>> BEGIN GIVEN ENTRIES
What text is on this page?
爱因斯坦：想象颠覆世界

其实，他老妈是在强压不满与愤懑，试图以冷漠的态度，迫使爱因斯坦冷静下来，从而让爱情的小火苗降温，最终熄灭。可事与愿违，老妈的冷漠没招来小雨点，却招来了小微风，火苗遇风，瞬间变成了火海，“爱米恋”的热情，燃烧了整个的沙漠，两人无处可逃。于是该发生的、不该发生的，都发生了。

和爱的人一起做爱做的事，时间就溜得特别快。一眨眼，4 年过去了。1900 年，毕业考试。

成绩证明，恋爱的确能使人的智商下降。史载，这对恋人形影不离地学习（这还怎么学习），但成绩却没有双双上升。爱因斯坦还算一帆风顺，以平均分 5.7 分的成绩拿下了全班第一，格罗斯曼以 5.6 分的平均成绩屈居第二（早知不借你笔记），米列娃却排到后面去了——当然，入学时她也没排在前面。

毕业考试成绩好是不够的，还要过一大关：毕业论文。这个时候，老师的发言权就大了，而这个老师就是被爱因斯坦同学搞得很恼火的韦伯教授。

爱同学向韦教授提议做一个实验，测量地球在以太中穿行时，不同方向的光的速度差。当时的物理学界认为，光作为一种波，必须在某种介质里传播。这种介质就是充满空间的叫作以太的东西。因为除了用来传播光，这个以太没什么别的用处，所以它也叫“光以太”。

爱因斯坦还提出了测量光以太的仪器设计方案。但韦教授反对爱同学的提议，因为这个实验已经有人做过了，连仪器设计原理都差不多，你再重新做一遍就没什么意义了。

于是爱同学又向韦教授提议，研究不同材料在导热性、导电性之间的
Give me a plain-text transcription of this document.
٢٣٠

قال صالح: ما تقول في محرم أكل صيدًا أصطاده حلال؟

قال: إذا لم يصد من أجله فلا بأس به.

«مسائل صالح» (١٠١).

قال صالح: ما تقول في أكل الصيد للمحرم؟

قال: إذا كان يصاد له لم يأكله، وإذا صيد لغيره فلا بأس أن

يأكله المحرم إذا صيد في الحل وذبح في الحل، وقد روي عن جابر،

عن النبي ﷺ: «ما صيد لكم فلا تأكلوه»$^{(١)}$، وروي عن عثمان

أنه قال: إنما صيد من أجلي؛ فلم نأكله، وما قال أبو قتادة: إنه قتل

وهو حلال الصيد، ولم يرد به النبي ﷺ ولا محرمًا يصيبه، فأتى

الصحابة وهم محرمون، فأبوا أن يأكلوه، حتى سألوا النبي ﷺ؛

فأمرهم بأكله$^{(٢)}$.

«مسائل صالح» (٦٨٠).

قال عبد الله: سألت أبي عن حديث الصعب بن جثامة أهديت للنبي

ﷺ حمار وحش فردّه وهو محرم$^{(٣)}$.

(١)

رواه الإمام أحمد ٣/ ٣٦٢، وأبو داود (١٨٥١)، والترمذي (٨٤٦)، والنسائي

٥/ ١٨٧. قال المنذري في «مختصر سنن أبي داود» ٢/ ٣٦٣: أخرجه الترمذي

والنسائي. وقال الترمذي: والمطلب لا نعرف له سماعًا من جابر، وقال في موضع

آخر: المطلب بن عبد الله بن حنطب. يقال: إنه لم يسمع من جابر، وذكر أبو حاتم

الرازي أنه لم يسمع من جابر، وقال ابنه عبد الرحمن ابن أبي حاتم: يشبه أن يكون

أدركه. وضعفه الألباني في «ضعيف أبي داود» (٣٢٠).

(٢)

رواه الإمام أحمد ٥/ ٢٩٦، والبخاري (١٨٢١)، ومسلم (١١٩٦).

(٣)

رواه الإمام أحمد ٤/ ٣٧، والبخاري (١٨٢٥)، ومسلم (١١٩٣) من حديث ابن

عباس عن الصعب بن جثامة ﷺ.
>> END GIVEN ENTRIES
• **WHAT YOU NEED TO DO**: Make an exact copy of the listing, including every line.

• **TASK OUTPUT**:
What text is on this page?
爱因斯坦：想象颠覆世界

其实，他老妈是在强压不满与愤懑，试图以冷漠的态度，迫使爱因斯坦冷静下来，从而让爱情的小火苗降温，最终熄灭。可事与愿违，老妈的冷漠没招来小雨点，却招来了小微风，火苗遇风，瞬间变成了火海，“爱米恋”的热情，燃烧了整个的沙漠，两人无处可逃。于是该发生的、不该发生的，都发生了。

和爱的人一起做爱做的事，时间就溜得特别快。一眨眼，4 年过去了。1900 年，毕业考试。

成绩证明，恋爱的确能使人的智商下降。史载，这对恋人形影不离地学习（这还怎么学习），但成绩却没有双双上升。爱因斯坦还算一帆风顺，以平均分 5.7 分的成绩拿下了全班第一，格罗斯曼以 5.6 分的平均成绩屈居第二（早知不借你笔记），米列娃却排到后面去了——当然，入学时她也没排在前面。

毕业考试成绩好是不够的，还要过一大关：毕业论文。这个时候，老师的发言权就大了，而这个老师就是被爱因斯坦同学搞得很恼火的韦伯教授。

爱同学向韦教授提议做一个实验，测量地球在以太中穿行时，不同方向的光的速度差。当时的物理学界认为，光作为一种波，必须在某种介质里传播。这种介质就是充满空间的叫作以太的东西。因为除了用来传播光，这个以太没什么别的用处，所以它也叫“光以太”。

爱因斯坦还提出了测量光以太的仪器设计方案。但韦教授反对爱同学的提议，因为这个实验已经有人做过了，连仪器设计原理都差不多，你再重新做一遍就没什么意义了。

于是爱同学又向韦教授提议，研究不同材料在导热性、导电性之间的
Give me a plain-text transcription of this document.
٢٣٠

قال صالح: ما تقول في محرم أكل صيدًا أصطاده حلال؟

قال: إذا لم يصد من أجله فلا بأس به.

«مسائل صالح» (١٠١).

قال صالح: ما تقول في أكل الصيد للمحرم؟

قال: إذا كان يصاد له لم يأكله، وإذا صيد لغيره فلا بأس أن

يأكله المحرم إذا صيد في الحل وذبح في الحل، وقد روي عن جابر،

عن النبي ﷺ: «ما صيد لكم فلا تأكلوه»$^{(١)}$، وروي عن عثمان

أنه قال: إنما صيد من أجلي؛ فلم نأكله، وما قال أبو قتادة: إنه قتل

وهو حلال الصيد، ولم يرد به النبي ﷺ ولا محرمًا يصيبه، فأتى

الصحابة وهم محرمون، فأبوا أن يأكلوه، حتى سألوا النبي ﷺ؛

فأمرهم بأكله$^{(٢)}$.

«مسائل صالح» (٦٨٠).

قال عبد الله: سألت أبي عن حديث الصعب بن جثامة أهديت للنبي

ﷺ حمار وحش فردّه وهو محرم$^{(٣)}$.

(١)

رواه الإمام أحمد ٣/ ٣٦٢، وأبو داود (١٨٥١)، والترمذي (٨٤٦)، والنسائي

٥/ ١٨٧. قال المنذري في «مختصر سنن أبي داود» ٢/ ٣٦٣: أخرجه الترمذي

والنسائي. وقال الترمذي: والمطلب لا نعرف له سماعًا من جابر، وقال في موضع

آخر: المطلب بن عبد الله بن حنطب. يقال: إنه لم يسمع من جابر، وذكر أبو حاتم

الرازي أنه لم يسمع من جابر، وقال ابنه عبد الرحمن ابن أبي حاتم: يشبه أن يكون

أدركه. وضعفه الألباني في «ضعيف أبي داود» (٣٢٠).

(٢)

رواه الإمام أحمد ٥/ ٢٩٦، والبخاري (١٨٢١)، ومسلم (١١٩٦).

(٣)

رواه الإمام أحمد ٤/ ٣٧، والبخاري (١٨٢٥)، ومسلم (١١٩٣) من حديث ابن

عباس عن الصعب بن جثامة ﷺ.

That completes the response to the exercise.